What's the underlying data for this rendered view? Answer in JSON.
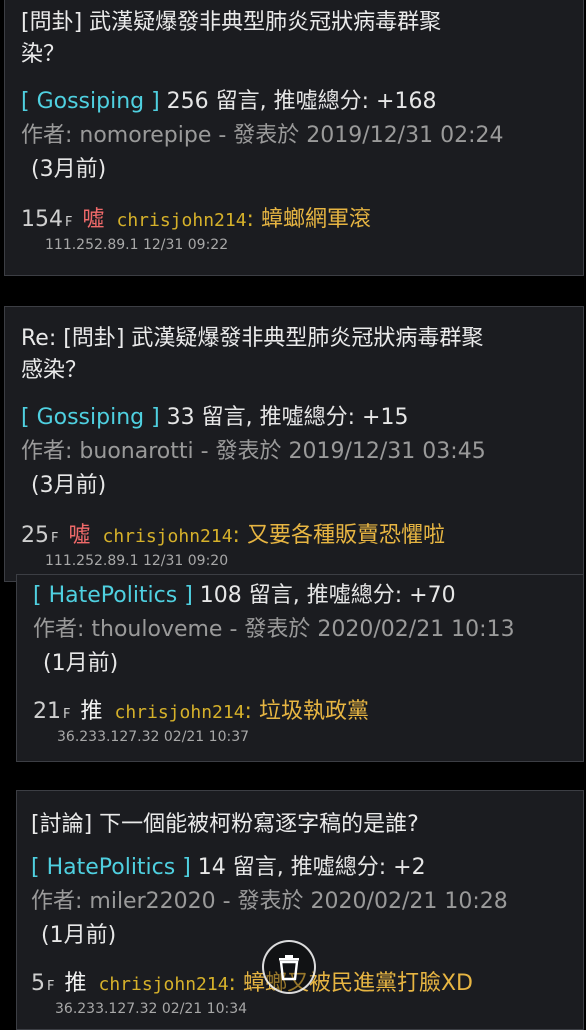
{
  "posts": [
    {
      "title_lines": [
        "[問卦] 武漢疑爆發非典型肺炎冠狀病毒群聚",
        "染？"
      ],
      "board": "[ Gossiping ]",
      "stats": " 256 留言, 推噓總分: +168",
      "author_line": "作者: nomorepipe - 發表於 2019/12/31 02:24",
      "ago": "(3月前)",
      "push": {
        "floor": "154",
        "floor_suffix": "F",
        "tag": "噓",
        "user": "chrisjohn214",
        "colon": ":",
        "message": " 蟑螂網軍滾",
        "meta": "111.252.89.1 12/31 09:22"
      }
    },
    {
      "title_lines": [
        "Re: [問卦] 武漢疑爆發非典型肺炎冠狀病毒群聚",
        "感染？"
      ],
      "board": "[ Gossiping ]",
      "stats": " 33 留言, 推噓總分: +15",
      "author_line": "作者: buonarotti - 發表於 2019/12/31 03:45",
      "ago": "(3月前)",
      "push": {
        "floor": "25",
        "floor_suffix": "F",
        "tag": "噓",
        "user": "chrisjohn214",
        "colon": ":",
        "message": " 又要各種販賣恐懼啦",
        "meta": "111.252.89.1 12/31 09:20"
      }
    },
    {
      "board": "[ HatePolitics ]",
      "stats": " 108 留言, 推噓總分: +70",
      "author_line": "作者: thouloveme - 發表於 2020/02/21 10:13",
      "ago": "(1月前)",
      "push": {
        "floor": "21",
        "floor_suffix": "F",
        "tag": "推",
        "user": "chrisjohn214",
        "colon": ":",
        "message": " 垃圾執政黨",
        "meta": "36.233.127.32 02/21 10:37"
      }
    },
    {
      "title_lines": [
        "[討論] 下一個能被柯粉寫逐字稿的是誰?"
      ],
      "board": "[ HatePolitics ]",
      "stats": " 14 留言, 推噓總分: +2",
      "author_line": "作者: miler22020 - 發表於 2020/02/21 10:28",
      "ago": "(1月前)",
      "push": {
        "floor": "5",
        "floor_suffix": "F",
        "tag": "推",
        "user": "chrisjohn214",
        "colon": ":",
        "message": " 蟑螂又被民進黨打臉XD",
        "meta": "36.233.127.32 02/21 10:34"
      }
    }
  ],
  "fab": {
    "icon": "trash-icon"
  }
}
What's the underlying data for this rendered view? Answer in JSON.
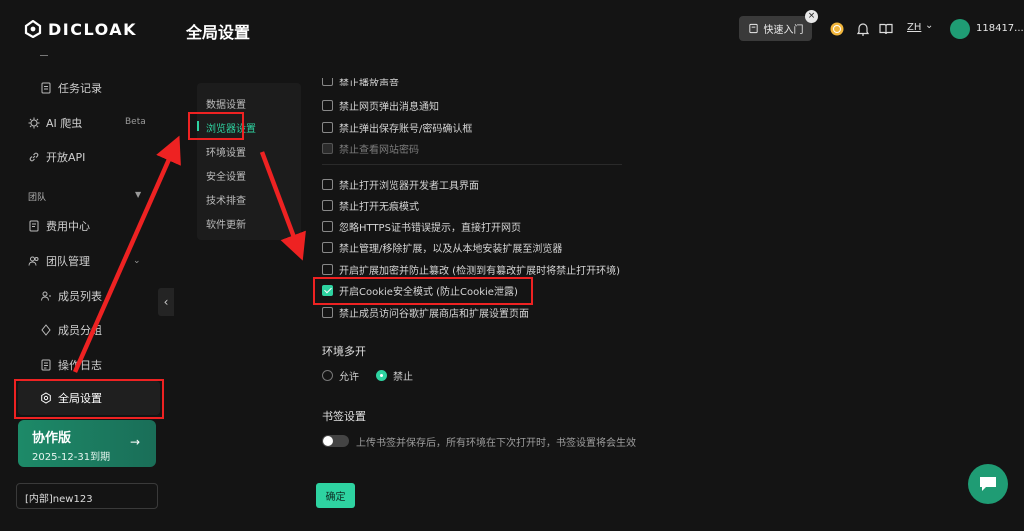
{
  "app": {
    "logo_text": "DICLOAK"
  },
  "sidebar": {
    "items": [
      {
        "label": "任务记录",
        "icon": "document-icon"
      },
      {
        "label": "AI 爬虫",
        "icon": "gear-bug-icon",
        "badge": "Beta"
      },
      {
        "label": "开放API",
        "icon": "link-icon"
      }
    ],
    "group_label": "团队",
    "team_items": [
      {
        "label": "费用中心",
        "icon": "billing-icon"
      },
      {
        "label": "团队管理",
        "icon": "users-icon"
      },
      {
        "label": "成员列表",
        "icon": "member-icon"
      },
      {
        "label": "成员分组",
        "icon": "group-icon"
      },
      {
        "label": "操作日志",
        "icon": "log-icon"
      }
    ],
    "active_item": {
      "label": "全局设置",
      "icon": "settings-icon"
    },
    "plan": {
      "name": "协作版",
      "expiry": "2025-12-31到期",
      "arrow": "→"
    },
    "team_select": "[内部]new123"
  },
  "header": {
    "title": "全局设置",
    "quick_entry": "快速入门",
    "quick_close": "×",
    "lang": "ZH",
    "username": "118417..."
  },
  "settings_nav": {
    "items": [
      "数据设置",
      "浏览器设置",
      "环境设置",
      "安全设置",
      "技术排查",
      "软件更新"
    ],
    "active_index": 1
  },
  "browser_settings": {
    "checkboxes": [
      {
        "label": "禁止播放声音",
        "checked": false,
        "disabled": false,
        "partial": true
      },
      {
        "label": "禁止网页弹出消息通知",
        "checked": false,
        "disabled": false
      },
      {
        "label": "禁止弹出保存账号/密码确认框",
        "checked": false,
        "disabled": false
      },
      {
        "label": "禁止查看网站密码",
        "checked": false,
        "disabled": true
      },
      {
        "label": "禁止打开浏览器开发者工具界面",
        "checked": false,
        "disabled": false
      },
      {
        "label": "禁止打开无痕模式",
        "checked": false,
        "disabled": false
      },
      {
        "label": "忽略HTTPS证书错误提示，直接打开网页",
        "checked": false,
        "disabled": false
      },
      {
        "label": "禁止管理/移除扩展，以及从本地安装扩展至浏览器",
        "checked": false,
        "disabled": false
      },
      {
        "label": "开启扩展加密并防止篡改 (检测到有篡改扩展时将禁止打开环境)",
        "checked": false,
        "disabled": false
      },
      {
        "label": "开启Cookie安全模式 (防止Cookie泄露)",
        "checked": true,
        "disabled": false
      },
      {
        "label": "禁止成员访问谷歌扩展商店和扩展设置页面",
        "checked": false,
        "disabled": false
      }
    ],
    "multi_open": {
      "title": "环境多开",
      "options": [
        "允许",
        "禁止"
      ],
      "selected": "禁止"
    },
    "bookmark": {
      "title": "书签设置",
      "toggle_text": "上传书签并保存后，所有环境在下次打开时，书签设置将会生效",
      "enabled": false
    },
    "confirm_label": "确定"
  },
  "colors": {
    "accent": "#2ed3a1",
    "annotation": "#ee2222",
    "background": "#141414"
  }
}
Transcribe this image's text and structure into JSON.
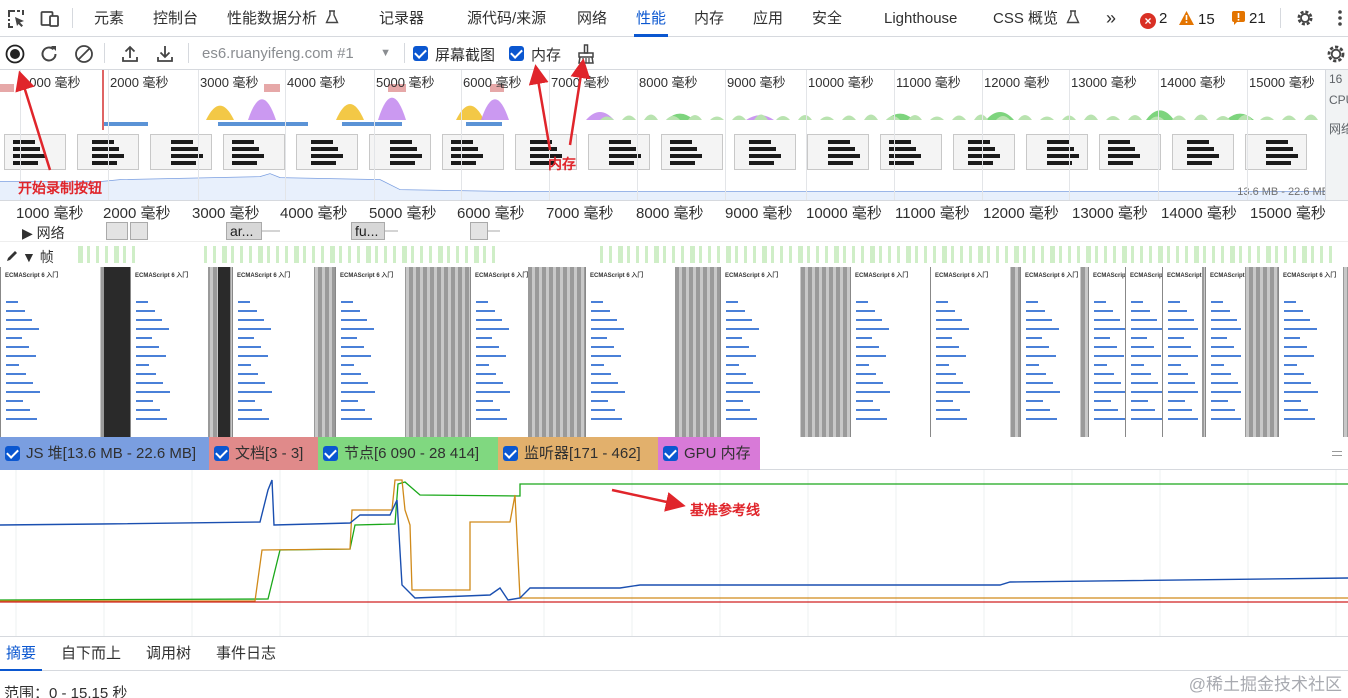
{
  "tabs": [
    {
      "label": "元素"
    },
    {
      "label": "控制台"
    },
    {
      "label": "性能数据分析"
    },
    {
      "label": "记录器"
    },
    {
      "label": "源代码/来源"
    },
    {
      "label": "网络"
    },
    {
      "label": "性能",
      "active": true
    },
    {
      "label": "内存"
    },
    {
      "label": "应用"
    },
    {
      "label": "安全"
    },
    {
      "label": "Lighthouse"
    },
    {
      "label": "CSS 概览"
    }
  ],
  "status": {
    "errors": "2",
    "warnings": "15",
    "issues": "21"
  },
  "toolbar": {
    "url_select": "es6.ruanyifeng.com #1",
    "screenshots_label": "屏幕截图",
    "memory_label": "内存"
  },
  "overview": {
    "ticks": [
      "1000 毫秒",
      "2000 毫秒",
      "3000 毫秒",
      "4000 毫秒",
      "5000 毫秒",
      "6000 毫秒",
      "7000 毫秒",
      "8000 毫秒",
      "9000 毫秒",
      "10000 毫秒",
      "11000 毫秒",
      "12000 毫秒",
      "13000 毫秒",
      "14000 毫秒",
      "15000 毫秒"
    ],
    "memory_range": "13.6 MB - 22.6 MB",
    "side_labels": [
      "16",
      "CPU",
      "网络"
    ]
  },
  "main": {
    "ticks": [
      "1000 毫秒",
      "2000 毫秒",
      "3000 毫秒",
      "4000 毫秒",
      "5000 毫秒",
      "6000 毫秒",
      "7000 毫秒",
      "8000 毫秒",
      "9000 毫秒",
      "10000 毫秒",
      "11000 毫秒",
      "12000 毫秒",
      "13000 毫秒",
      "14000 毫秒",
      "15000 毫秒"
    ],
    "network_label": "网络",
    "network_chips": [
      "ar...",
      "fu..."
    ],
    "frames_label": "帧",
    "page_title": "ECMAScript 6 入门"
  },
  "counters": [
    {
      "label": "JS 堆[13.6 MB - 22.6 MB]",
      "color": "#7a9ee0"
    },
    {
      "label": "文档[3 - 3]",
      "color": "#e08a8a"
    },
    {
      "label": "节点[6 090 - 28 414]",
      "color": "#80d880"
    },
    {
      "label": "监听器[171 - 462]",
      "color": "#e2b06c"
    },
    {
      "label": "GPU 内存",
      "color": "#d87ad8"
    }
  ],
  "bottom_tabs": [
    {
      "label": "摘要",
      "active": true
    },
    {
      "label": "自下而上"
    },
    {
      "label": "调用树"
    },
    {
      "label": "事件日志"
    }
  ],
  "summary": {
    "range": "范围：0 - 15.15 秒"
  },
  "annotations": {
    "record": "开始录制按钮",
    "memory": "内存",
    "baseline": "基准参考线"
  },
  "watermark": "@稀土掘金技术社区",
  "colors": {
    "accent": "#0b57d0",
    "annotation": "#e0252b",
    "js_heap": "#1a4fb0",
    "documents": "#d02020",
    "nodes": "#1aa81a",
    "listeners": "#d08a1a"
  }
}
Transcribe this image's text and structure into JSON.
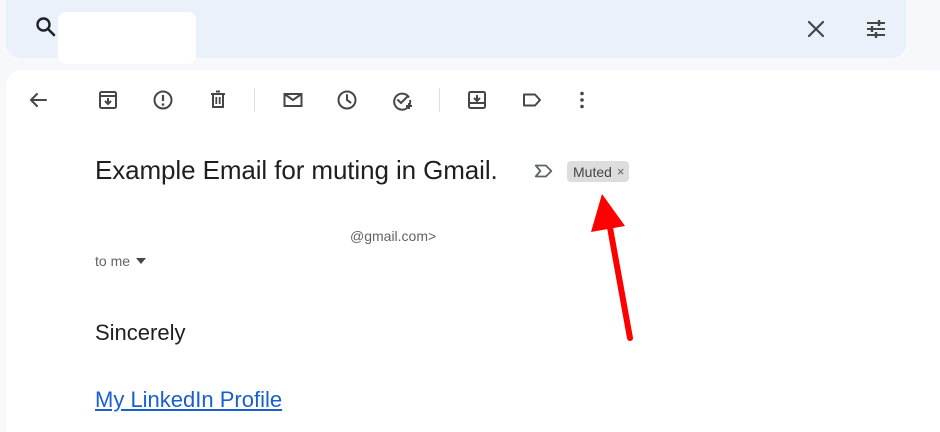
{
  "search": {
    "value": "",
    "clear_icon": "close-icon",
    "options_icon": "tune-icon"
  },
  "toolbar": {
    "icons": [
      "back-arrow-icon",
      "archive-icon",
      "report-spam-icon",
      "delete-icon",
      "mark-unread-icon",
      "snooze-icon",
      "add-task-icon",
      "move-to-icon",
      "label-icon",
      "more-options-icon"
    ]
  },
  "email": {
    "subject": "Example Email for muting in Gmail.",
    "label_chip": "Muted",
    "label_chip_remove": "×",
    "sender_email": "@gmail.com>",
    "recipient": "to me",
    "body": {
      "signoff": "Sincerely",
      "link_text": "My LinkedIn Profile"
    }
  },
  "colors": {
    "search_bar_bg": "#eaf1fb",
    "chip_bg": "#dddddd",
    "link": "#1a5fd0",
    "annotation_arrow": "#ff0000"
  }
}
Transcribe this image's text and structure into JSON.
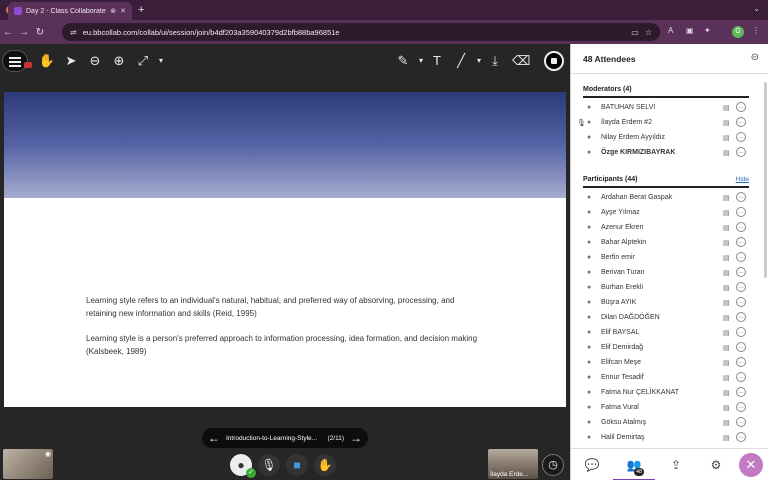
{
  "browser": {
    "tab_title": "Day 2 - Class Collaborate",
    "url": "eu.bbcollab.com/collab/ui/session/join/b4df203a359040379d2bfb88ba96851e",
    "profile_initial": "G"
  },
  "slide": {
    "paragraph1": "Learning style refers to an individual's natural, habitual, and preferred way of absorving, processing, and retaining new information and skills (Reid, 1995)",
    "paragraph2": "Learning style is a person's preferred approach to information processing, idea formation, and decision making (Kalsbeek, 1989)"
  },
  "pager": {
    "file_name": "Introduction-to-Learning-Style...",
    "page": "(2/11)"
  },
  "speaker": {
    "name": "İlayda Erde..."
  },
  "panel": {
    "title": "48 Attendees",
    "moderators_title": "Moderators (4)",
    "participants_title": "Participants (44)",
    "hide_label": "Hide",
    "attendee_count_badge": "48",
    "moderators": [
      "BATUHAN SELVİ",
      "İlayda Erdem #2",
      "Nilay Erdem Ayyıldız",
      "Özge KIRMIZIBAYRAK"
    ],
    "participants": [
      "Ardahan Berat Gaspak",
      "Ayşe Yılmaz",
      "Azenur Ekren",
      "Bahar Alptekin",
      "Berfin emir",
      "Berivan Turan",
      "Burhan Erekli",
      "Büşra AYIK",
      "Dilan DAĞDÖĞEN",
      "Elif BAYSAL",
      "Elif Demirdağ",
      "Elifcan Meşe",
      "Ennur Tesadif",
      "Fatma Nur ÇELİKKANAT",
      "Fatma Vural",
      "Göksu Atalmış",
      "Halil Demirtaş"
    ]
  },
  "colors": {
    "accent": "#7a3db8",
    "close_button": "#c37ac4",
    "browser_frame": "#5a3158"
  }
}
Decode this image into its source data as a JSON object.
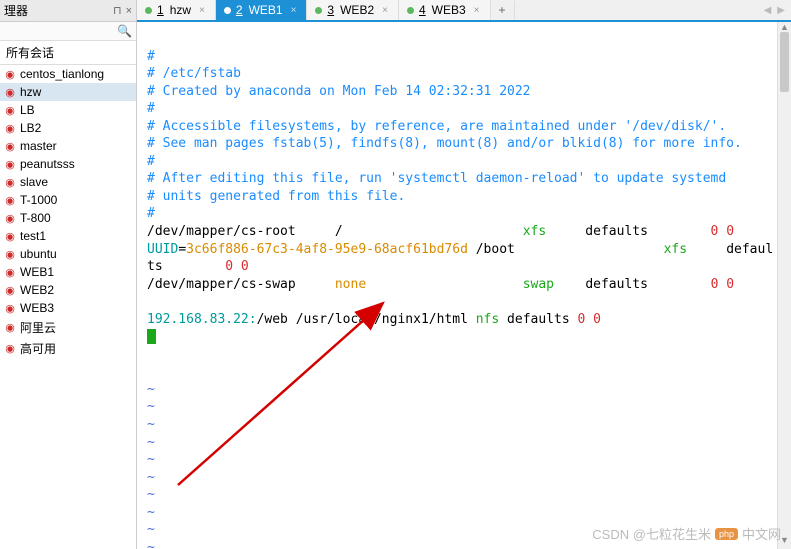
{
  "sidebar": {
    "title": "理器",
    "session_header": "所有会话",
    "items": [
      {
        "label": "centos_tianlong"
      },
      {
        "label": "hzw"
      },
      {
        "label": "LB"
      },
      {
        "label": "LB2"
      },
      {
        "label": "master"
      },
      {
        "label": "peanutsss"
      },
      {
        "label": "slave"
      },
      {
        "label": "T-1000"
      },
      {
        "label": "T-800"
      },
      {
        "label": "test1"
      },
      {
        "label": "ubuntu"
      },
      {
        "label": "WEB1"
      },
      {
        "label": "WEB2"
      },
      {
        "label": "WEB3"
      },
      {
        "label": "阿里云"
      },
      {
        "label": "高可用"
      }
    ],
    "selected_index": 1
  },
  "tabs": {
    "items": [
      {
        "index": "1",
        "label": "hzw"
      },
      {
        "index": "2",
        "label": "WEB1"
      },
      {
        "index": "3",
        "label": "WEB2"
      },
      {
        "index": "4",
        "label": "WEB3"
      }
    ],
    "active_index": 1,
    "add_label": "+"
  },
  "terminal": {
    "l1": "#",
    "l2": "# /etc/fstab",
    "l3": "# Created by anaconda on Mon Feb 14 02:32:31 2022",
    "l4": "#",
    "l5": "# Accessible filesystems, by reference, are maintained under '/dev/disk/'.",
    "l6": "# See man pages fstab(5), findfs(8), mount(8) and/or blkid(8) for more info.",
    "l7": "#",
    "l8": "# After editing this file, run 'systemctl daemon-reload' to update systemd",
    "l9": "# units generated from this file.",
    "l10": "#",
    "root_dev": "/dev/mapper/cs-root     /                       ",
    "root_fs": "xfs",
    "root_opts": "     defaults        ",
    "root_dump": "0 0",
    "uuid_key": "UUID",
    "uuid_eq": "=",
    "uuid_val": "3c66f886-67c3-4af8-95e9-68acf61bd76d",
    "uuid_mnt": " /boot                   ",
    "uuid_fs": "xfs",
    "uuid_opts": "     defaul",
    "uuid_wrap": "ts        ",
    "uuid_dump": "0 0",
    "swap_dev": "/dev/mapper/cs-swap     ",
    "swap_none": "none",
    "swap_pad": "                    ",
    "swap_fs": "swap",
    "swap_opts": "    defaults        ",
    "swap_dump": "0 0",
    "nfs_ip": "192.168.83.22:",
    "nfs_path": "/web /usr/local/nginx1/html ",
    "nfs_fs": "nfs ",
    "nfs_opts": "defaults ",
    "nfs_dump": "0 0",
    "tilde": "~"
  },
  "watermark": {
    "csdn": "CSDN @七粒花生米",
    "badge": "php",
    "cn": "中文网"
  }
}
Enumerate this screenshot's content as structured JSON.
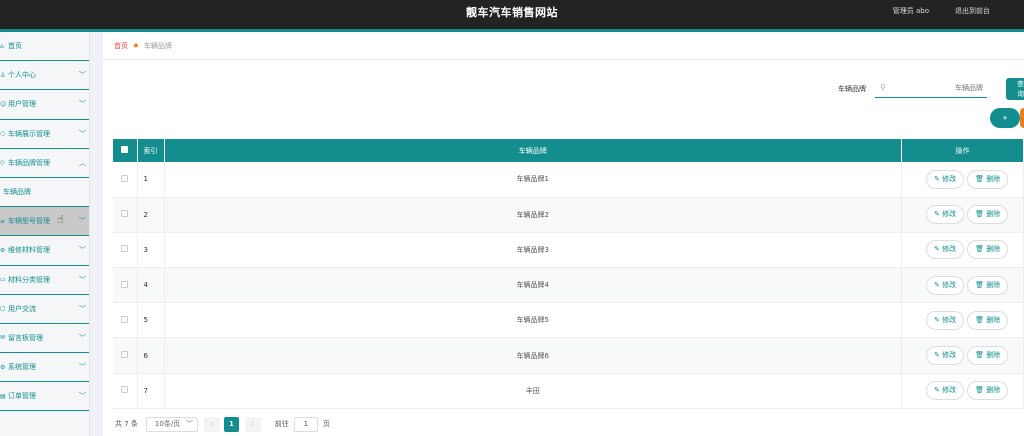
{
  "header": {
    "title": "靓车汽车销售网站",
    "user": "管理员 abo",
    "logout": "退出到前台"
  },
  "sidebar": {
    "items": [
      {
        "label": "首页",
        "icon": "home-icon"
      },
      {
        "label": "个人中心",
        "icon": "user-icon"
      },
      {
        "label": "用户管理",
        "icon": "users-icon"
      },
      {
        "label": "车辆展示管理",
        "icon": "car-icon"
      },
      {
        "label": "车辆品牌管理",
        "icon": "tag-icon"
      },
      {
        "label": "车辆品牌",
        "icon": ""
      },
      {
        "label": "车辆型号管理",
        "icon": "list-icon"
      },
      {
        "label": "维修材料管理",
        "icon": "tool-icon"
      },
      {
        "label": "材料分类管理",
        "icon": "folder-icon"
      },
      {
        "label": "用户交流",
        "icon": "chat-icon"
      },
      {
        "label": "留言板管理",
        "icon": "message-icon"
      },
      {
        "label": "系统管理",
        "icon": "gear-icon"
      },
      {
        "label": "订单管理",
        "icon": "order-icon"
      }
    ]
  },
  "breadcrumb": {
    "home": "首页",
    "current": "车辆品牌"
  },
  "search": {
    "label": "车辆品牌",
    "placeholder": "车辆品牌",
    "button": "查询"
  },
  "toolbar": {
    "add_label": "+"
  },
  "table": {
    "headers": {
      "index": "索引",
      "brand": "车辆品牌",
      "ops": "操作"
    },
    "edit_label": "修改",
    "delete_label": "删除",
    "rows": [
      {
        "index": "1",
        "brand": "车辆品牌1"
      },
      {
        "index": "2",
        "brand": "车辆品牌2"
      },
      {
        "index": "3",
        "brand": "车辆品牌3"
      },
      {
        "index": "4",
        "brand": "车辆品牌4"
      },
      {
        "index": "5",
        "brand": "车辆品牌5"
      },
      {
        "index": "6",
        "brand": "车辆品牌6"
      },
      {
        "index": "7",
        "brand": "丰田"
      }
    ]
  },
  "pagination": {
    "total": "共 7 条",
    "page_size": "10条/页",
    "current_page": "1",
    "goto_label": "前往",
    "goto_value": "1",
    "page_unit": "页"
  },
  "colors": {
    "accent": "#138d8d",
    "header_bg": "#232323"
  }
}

**WRITTEN INSTRUCTION:** Go through the listing above and pull out each line containing the word "information".

**FINISHED EXERCISE:**
    "paragraph1": "Learning style refers to an individual's natural, habitual, and preferred way of absorving, processing, and retaining new information and skills (Reid, 1995)",
    "paragraph2": "Learning style is a person's preferred approach to information processing, idea formation, and decision making (Kalsbeek, 1989)"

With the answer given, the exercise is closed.